• Directive
Restate each entry word for word, leaving nothing out.

+++

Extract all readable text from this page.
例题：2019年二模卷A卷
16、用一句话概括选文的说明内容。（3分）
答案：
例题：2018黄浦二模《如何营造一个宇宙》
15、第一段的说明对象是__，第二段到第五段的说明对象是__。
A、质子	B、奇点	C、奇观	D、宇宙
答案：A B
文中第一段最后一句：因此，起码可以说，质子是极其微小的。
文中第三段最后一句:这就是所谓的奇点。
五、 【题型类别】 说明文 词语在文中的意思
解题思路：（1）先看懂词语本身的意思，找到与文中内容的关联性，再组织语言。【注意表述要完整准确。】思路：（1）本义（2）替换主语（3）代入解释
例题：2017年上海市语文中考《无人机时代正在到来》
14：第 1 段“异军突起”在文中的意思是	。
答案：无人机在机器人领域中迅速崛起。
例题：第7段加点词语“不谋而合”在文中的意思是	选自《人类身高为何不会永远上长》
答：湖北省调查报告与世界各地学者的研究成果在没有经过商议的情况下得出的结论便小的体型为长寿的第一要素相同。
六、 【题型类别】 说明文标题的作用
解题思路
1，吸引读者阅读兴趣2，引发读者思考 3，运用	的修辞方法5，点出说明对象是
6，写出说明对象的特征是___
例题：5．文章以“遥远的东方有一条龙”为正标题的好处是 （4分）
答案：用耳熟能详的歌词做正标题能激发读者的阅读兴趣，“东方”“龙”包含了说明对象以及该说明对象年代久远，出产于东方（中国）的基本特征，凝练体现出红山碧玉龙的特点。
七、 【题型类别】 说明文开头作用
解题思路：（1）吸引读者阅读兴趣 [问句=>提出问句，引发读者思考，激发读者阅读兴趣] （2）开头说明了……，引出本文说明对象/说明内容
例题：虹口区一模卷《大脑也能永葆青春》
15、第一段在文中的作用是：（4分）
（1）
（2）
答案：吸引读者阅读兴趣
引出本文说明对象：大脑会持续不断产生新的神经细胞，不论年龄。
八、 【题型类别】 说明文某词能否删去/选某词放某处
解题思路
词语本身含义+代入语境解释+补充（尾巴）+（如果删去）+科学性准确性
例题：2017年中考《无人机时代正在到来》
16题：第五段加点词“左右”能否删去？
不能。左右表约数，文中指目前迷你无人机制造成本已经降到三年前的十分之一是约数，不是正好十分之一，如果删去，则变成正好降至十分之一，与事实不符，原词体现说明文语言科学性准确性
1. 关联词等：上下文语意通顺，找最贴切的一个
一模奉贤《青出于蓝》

+++

• Right answer
Extract all readable text from this page.
例题：2019年二模卷A卷
16、用一句话概括选文的说明内容。（3分）
答案：
例题：2018黄浦二模《如何营造一个宇宙》
15、第一段的说明对象是__，第二段到第五段的说明对象是__。
A、质子	B、奇点	C、奇观	D、宇宙
答案：A B
文中第一段最后一句：因此，起码可以说，质子是极其微小的。
文中第三段最后一句:这就是所谓的奇点。
五、 【题型类别】 说明文 词语在文中的意思
解题思路：（1）先看懂词语本身的意思，找到与文中内容的关联性，再组织语言。【注意表述要完整准确。】思路：（1）本义（2）替换主语（3）代入解释
例题：2017年上海市语文中考《无人机时代正在到来》
14：第 1 段“异军突起”在文中的意思是	。
答案：无人机在机器人领域中迅速崛起。
例题：第7段加点词语“不谋而合”在文中的意思是	选自《人类身高为何不会永远上长》
答：湖北省调查报告与世界各地学者的研究成果在没有经过商议的情况下得出的结论便小的体型为长寿的第一要素相同。
六、 【题型类别】 说明文标题的作用
解题思路
1，吸引读者阅读兴趣2，引发读者思考 3，运用	的修辞方法5，点出说明对象是
6，写出说明对象的特征是___
例题：5．文章以“遥远的东方有一条龙”为正标题的好处是 （4分）
答案：用耳熟能详的歌词做正标题能激发读者的阅读兴趣，“东方”“龙”包含了说明对象以及该说明对象年代久远，出产于东方（中国）的基本特征，凝练体现出红山碧玉龙的特点。
七、 【题型类别】 说明文开头作用
解题思路：（1）吸引读者阅读兴趣 [问句=>提出问句，引发读者思考，激发读者阅读兴趣] （2）开头说明了……，引出本文说明对象/说明内容
例题：虹口区一模卷《大脑也能永葆青春》
15、第一段在文中的作用是：（4分）
（1）
（2）
答案：吸引读者阅读兴趣
引出本文说明对象：大脑会持续不断产生新的神经细胞，不论年龄。
八、 【题型类别】 说明文某词能否删去/选某词放某处
解题思路
词语本身含义+代入语境解释+补充（尾巴）+（如果删去）+科学性准确性
例题：2017年中考《无人机时代正在到来》
16题：第五段加点词“左右”能否删去？
不能。左右表约数，文中指目前迷你无人机制造成本已经降到三年前的十分之一是约数，不是正好十分之一，如果删去，则变成正好降至十分之一，与事实不符，原词体现说明文语言科学性准确性
1. 关联词等：上下文语意通顺，找最贴切的一个
一模奉贤《青出于蓝》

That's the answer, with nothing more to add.